### REQUIREMENT
Read the lines that follow and pick out every one containing the word "image".

### SOURCE MATERIAL
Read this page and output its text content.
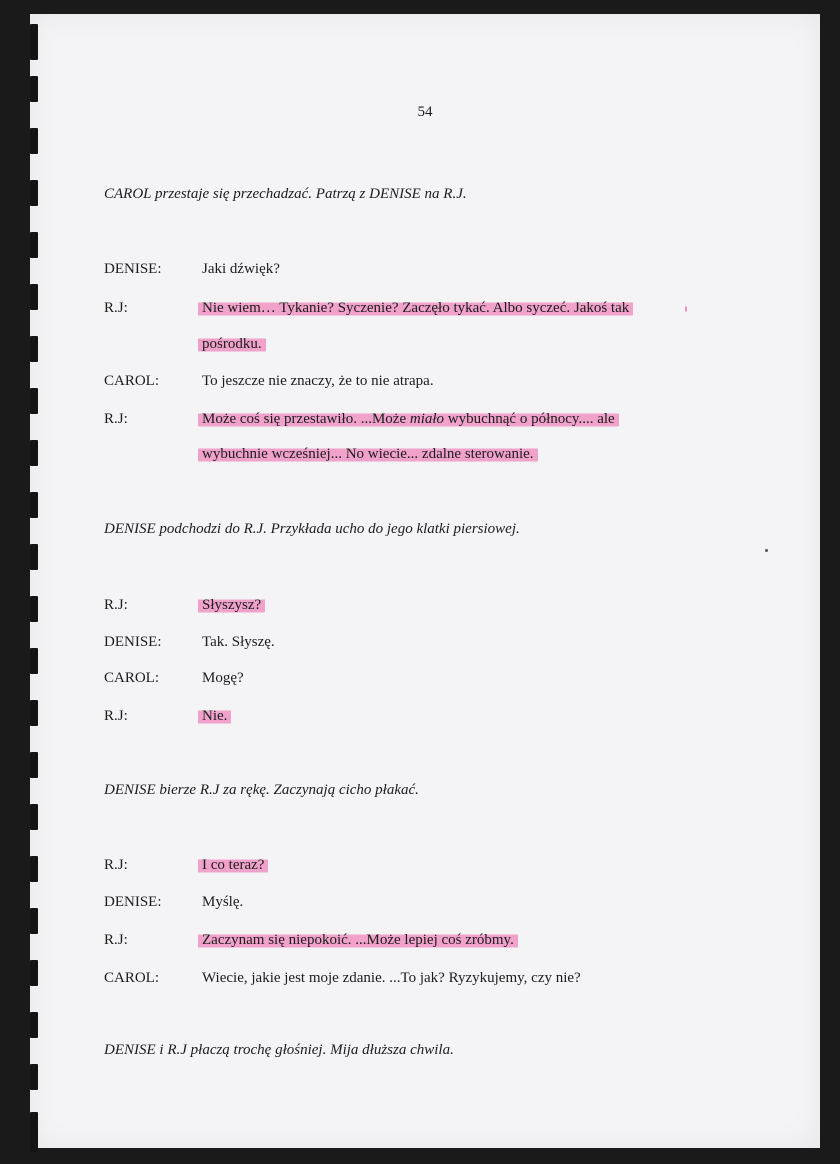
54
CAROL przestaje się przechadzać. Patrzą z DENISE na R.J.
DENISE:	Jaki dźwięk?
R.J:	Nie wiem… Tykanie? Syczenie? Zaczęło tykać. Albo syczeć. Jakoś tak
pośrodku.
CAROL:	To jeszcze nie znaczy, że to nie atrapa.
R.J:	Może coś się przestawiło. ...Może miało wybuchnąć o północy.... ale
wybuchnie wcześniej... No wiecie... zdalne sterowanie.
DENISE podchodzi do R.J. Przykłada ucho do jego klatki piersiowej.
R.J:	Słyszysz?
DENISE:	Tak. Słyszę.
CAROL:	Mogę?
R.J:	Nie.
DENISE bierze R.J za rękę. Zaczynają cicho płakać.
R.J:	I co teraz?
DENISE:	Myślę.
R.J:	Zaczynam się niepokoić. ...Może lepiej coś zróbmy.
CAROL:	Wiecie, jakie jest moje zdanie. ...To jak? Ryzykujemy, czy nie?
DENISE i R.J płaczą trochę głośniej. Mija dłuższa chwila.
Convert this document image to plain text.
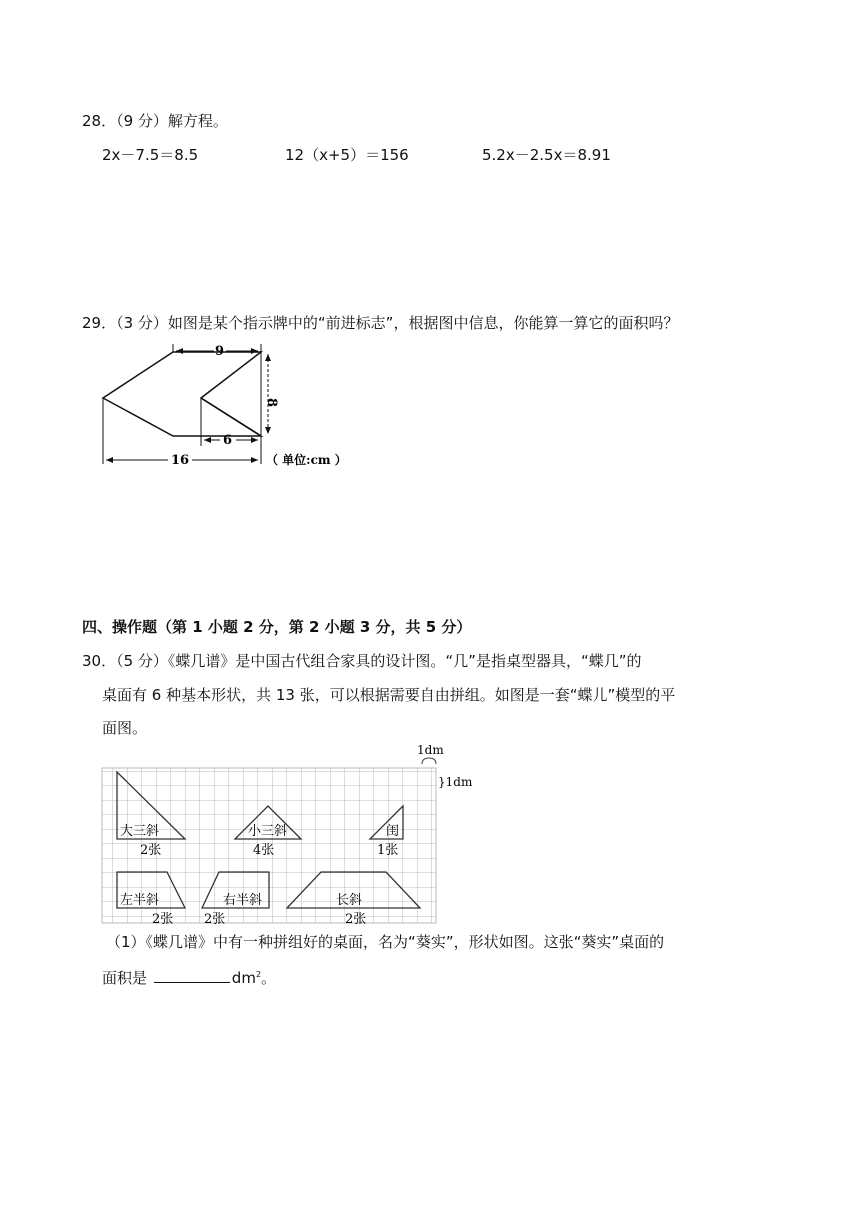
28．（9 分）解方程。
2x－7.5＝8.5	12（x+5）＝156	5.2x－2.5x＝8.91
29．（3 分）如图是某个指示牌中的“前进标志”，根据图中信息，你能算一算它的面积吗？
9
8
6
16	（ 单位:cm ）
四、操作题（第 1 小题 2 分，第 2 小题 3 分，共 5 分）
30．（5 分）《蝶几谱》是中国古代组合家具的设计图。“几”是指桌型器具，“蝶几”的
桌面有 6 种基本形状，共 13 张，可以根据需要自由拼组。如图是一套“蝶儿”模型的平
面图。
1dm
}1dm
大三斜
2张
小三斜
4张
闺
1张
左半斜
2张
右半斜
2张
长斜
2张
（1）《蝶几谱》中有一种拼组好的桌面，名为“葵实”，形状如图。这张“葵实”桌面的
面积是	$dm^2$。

--

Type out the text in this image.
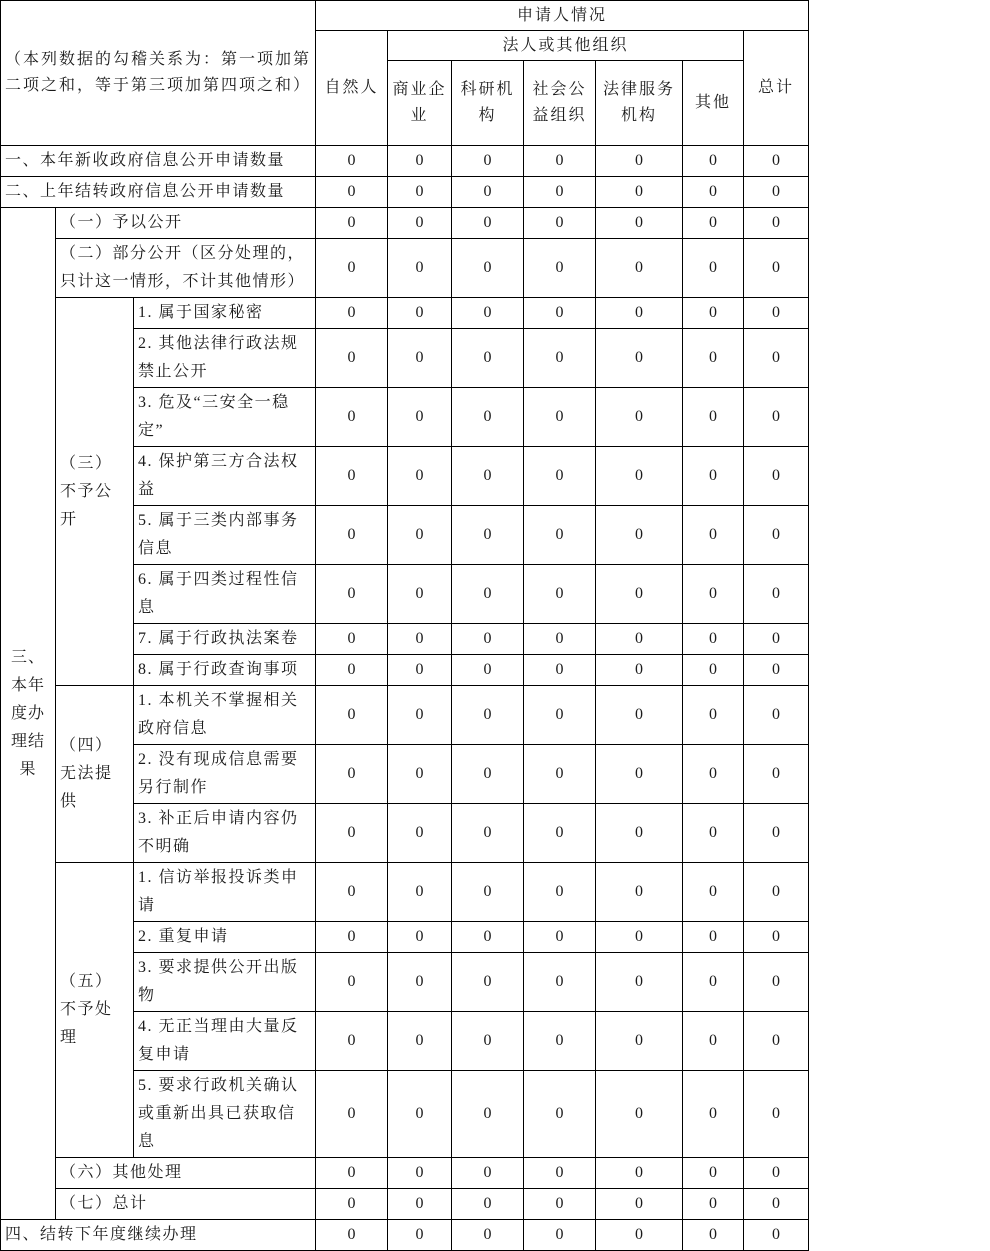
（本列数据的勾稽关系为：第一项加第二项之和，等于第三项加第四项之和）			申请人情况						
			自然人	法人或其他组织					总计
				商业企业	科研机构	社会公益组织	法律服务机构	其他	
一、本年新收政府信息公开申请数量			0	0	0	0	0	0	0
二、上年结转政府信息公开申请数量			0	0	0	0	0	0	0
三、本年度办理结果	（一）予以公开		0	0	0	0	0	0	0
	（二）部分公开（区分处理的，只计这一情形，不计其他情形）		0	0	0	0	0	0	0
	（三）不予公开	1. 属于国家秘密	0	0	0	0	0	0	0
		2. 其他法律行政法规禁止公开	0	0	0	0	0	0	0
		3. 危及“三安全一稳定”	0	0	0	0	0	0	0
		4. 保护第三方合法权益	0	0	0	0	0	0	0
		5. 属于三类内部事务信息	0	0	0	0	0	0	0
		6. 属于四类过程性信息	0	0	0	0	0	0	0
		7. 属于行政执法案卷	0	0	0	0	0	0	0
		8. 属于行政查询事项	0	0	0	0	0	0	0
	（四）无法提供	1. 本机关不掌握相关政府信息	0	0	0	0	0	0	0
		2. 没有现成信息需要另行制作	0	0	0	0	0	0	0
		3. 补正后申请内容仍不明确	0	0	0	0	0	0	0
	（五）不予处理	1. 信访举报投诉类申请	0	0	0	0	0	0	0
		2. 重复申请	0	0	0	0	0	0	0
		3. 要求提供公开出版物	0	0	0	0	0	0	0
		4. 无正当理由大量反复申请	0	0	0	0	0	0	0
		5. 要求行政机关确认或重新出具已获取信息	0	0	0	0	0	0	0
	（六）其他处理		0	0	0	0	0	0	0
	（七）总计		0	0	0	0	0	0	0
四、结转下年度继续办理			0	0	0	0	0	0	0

### EXERCISE ANSWER
Convert this document image to plain text.
Type out the text in this image.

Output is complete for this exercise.